EXERCISE AIM ▸
Exactly reproduce all the records, keeping pictures out of the copy.

BEGIN ENTRIES SHOWN

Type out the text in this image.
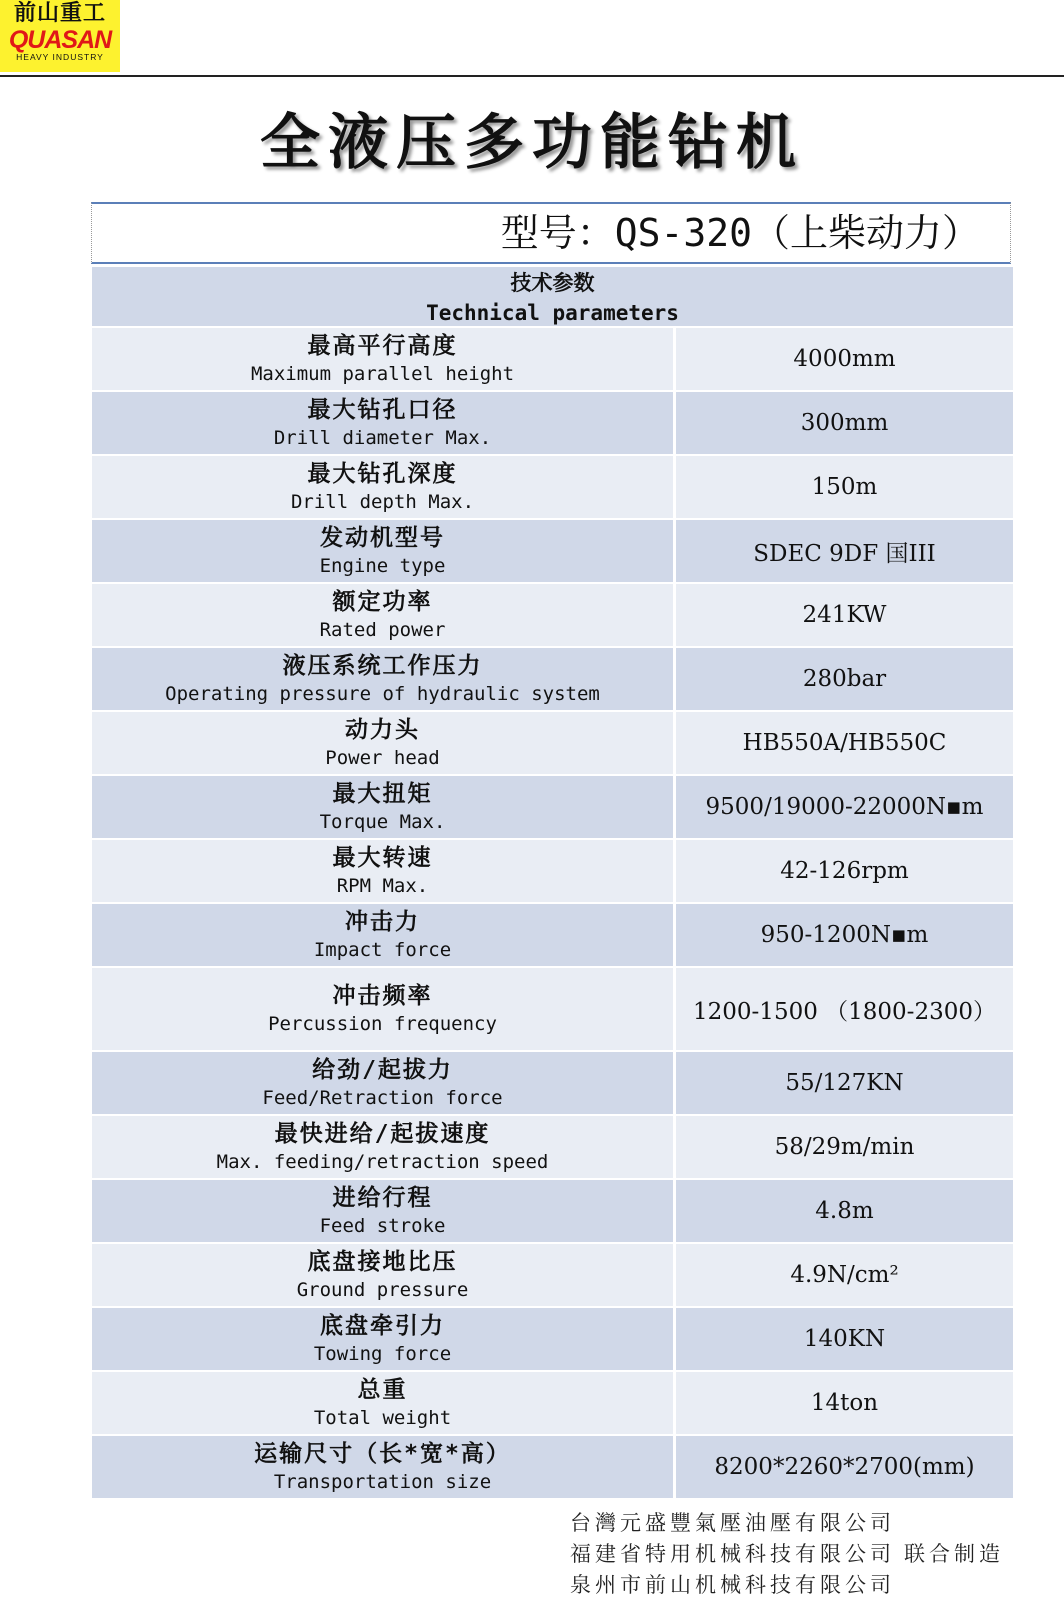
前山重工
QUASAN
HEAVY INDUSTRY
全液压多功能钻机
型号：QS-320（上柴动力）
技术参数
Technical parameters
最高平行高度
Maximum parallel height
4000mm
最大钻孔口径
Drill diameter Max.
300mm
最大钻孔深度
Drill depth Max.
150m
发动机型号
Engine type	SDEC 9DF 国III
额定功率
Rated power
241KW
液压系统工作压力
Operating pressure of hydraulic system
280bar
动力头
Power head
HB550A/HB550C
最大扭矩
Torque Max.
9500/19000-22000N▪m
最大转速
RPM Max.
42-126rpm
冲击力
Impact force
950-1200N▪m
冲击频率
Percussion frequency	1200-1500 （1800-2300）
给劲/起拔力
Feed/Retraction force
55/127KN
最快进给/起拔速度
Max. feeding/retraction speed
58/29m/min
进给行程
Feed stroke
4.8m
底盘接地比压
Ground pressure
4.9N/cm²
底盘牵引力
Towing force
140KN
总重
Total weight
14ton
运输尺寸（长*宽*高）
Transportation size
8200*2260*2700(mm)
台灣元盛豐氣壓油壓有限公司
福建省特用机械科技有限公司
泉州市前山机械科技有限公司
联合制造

END ENTRIES SHOWN

FULL RESPONSE ▸
Type out the text in this image.
前山重工
QUASAN
HEAVY INDUSTRY
全液压多功能钻机
型号：QS-320（上柴动力）
技术参数
Technical parameters
最高平行高度
Maximum parallel height
4000mm
最大钻孔口径
Drill diameter Max.
300mm
最大钻孔深度
Drill depth Max.
150m
发动机型号
Engine type	SDEC 9DF 国III
额定功率
Rated power
241KW
液压系统工作压力
Operating pressure of hydraulic system
280bar
动力头
Power head
HB550A/HB550C
最大扭矩
Torque Max.
9500/19000-22000N▪m
最大转速
RPM Max.
42-126rpm
冲击力
Impact force
950-1200N▪m
冲击频率
Percussion frequency	1200-1500 （1800-2300）
给劲/起拔力
Feed/Retraction force
55/127KN
最快进给/起拔速度
Max. feeding/retraction speed
58/29m/min
进给行程
Feed stroke
4.8m
底盘接地比压
Ground pressure
4.9N/cm²
底盘牵引力
Towing force
140KN
总重
Total weight
14ton
运输尺寸（长*宽*高）
Transportation size
8200*2260*2700(mm)
台灣元盛豐氣壓油壓有限公司
福建省特用机械科技有限公司
泉州市前山机械科技有限公司
联合制造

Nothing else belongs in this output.